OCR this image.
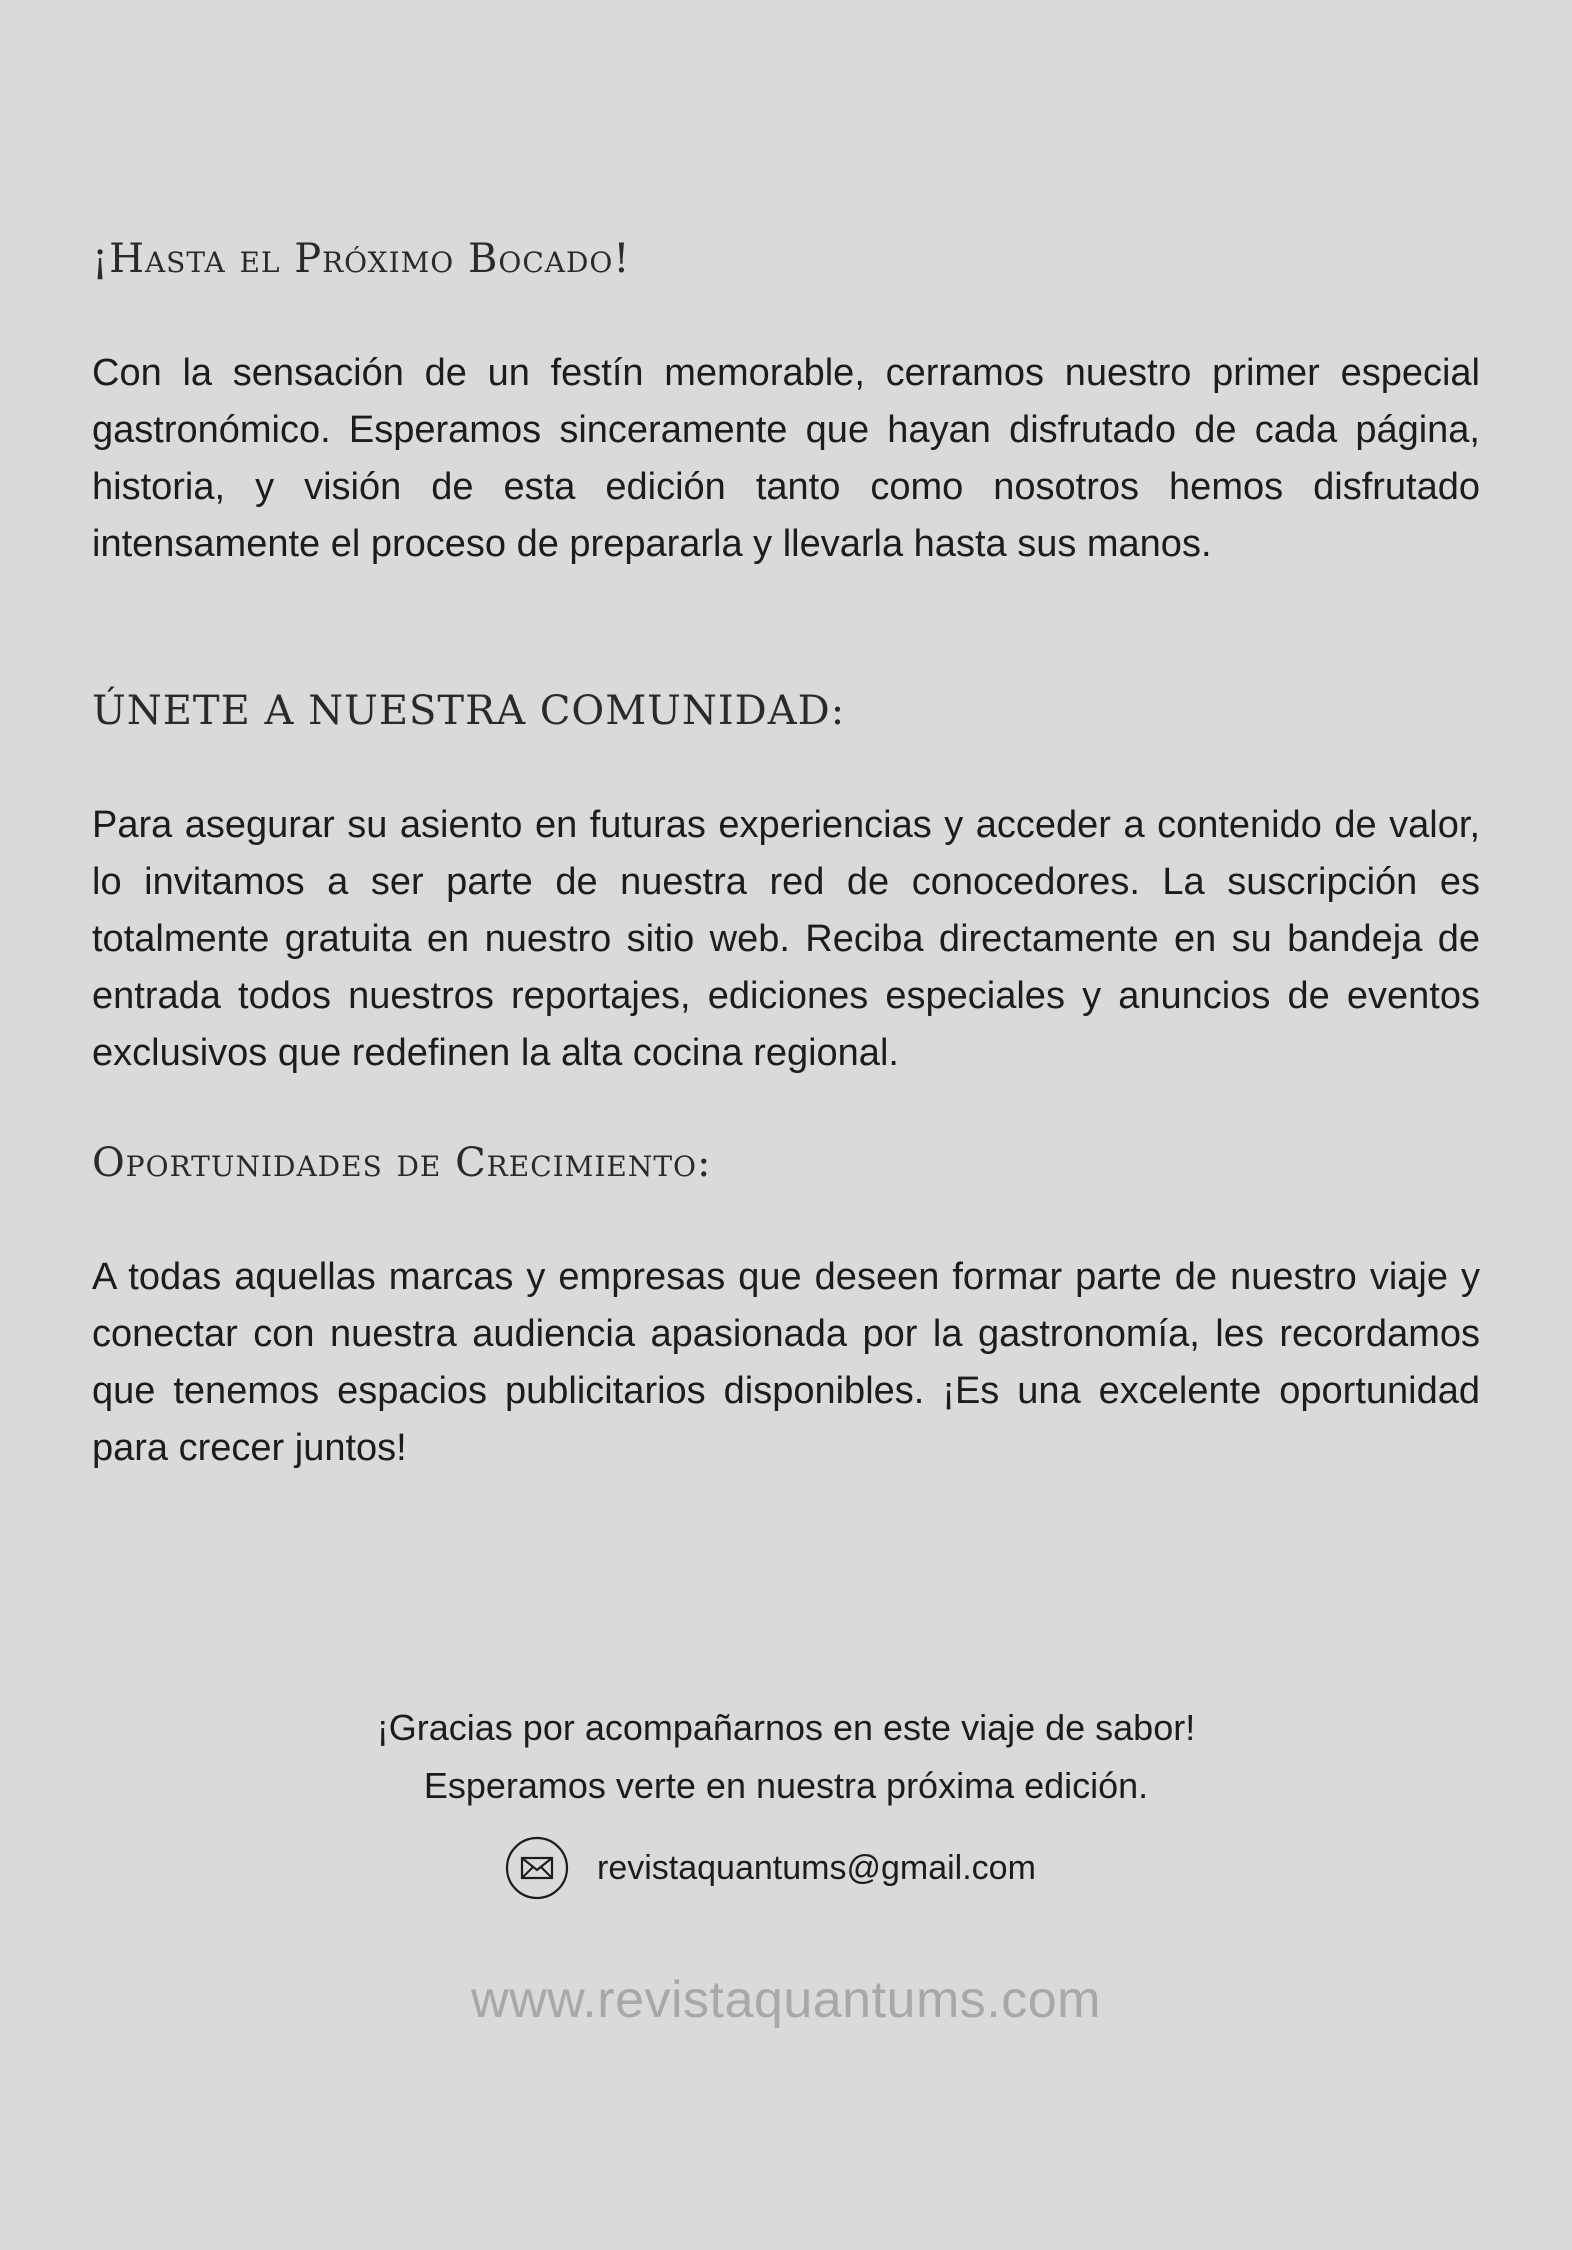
¡Hasta el Próximo Bocado!

Con la sensación de un festín memorable, cerramos nuestro primer especial gastronómico. Esperamos sinceramente que hayan disfrutado de cada página, historia, y visión de esta edición tanto como nosotros hemos disfrutado intensamente el proceso de prepararla y llevarla hasta sus manos.

ÚNETE A NUESTRA COMUNIDAD:

Para asegurar su asiento en futuras experiencias y acceder a contenido de valor, lo invitamos a ser parte de nuestra red de conocedores. La suscripción es totalmente gratuita en nuestro sitio web. Reciba directamente en su bandeja de entrada todos nuestros reportajes, ediciones especiales y anuncios de eventos exclusivos que redefinen la alta cocina regional.

Oportunidades de Crecimiento:

A todas aquellas marcas y empresas que deseen formar parte de nuestro viaje y conectar con nuestra audiencia apasionada por la gastronomía, les recordamos que tenemos espacios publicitarios disponibles. ¡Es una excelente oportunidad para crecer juntos!

¡Gracias por acompañarnos en este viaje de sabor!
Esperamos verte en nuestra próxima edición.
revistaquantums@gmail.com
www.revistaquantums.com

> **Work to be completed**
Reply with the number of lines in the material above that contain "parte", and nothing more.

> **Result of this task**
2